● **WORK TO COMPLETE**: Check each line of the material below for "text", then copy the ones that contain it.
|---|
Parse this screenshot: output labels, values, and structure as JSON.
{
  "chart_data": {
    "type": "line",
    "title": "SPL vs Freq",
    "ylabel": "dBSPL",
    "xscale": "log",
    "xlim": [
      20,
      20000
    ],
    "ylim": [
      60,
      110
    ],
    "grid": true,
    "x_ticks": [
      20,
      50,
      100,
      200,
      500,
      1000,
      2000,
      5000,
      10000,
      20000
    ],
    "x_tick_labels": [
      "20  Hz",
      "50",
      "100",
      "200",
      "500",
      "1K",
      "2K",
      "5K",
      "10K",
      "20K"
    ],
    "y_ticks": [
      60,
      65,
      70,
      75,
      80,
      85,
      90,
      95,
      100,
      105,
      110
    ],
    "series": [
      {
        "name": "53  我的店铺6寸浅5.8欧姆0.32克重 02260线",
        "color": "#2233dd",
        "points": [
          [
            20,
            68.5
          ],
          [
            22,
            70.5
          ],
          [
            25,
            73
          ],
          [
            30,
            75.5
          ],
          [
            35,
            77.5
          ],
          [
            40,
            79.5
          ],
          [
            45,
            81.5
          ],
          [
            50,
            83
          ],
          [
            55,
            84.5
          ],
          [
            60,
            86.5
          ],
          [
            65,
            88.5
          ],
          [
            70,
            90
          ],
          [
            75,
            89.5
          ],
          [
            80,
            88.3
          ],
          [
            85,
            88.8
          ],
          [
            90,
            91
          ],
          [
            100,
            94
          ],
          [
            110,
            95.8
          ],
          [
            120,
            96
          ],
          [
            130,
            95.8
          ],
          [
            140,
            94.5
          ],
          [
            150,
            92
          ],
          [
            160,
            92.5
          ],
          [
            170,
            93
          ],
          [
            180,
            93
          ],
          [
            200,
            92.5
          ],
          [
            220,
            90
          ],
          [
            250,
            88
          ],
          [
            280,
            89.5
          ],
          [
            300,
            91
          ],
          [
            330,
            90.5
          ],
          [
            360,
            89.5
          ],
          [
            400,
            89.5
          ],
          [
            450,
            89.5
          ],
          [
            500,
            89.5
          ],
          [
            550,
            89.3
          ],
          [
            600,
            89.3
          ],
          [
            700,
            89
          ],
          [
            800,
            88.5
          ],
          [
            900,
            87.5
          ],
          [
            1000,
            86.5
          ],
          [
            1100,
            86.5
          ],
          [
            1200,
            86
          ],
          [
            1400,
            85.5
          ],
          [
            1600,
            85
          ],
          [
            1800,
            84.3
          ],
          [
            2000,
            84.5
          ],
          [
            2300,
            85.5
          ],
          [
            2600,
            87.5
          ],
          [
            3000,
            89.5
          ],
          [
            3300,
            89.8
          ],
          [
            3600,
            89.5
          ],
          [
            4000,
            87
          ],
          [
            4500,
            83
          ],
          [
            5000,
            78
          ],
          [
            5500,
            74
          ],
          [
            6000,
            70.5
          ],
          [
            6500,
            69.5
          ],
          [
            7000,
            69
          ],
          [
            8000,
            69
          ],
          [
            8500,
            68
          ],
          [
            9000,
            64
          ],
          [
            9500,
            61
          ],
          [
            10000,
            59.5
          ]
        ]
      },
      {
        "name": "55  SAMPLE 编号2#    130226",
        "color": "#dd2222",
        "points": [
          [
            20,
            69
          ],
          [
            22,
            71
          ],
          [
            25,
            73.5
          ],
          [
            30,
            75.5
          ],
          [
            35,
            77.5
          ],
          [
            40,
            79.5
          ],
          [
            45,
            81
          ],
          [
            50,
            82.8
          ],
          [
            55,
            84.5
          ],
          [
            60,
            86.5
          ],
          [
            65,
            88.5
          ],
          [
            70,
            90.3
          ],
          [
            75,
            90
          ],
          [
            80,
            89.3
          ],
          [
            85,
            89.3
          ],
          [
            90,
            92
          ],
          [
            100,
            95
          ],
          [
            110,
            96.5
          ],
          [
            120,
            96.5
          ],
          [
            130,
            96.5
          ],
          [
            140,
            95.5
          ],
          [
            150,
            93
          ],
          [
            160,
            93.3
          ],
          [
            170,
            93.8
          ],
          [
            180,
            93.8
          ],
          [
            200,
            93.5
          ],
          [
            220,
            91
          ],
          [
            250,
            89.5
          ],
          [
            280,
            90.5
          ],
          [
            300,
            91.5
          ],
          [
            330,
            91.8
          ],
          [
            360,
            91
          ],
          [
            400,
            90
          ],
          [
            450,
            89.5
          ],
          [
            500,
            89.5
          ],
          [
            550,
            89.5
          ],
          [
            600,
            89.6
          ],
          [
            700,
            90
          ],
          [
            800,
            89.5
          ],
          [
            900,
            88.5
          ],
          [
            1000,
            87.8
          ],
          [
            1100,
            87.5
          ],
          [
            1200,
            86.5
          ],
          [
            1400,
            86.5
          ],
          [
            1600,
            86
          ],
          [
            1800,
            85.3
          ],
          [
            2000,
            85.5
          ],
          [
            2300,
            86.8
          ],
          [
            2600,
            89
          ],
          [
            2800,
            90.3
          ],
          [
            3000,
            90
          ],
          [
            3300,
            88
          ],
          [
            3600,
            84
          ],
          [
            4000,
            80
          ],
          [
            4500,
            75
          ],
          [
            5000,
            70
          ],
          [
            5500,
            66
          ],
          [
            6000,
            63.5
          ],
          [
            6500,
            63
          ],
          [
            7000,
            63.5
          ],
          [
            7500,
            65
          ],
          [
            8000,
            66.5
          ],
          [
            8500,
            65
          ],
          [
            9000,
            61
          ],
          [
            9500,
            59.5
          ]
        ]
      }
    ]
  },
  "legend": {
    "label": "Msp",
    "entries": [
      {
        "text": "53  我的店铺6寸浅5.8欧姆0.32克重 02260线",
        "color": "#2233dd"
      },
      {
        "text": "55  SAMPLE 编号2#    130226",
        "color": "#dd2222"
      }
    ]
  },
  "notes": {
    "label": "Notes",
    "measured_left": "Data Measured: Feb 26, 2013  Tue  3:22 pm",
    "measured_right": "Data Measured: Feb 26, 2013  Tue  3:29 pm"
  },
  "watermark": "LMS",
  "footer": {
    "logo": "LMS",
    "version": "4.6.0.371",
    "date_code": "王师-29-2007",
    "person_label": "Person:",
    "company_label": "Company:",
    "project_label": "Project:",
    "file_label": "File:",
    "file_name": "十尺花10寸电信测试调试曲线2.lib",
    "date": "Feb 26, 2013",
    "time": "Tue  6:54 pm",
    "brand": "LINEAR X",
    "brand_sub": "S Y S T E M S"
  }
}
|---|
● **EXERCISE SOLUTION**:
        "text": "53  我的店铺6寸浅5.8欧姆0.32克重 02260线",
        "text": "55  SAMPLE 编号2#    130226",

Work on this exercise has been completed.